-- START OF Extracted information --

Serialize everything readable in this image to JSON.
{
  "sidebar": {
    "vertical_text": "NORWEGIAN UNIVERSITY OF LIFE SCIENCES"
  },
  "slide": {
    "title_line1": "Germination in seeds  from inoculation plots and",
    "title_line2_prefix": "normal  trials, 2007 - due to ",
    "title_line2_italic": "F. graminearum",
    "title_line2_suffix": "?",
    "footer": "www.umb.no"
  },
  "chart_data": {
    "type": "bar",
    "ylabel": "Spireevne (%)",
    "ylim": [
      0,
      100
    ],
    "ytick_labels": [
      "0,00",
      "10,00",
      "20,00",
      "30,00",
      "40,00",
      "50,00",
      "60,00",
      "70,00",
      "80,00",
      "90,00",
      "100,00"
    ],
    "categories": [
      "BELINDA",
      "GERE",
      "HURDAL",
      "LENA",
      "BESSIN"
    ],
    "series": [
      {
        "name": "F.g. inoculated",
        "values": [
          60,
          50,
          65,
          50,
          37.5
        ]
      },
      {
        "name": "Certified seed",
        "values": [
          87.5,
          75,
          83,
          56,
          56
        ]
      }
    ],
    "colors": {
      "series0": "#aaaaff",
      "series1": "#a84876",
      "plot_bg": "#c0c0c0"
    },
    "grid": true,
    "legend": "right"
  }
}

-- END OF Extracted information --

» Challenge
Write down all the entries again without a single difference.

» Complete output
Serialize everything readable in this image to JSON.
{
  "sidebar": {
    "vertical_text": "NORWEGIAN UNIVERSITY OF LIFE SCIENCES"
  },
  "slide": {
    "title_line1": "Germination in seeds  from inoculation plots and",
    "title_line2_prefix": "normal  trials, 2007 - due to ",
    "title_line2_italic": "F. graminearum",
    "title_line2_suffix": "?",
    "footer": "www.umb.no"
  },
  "chart_data": {
    "type": "bar",
    "ylabel": "Spireevne (%)",
    "ylim": [
      0,
      100
    ],
    "ytick_labels": [
      "0,00",
      "10,00",
      "20,00",
      "30,00",
      "40,00",
      "50,00",
      "60,00",
      "70,00",
      "80,00",
      "90,00",
      "100,00"
    ],
    "categories": [
      "BELINDA",
      "GERE",
      "HURDAL",
      "LENA",
      "BESSIN"
    ],
    "series": [
      {
        "name": "F.g. inoculated",
        "values": [
          60,
          50,
          65,
          50,
          37.5
        ]
      },
      {
        "name": "Certified seed",
        "values": [
          87.5,
          75,
          83,
          56,
          56
        ]
      }
    ],
    "colors": {
      "series0": "#aaaaff",
      "series1": "#a84876",
      "plot_bg": "#c0c0c0"
    },
    "grid": true,
    "legend": "right"
  }
}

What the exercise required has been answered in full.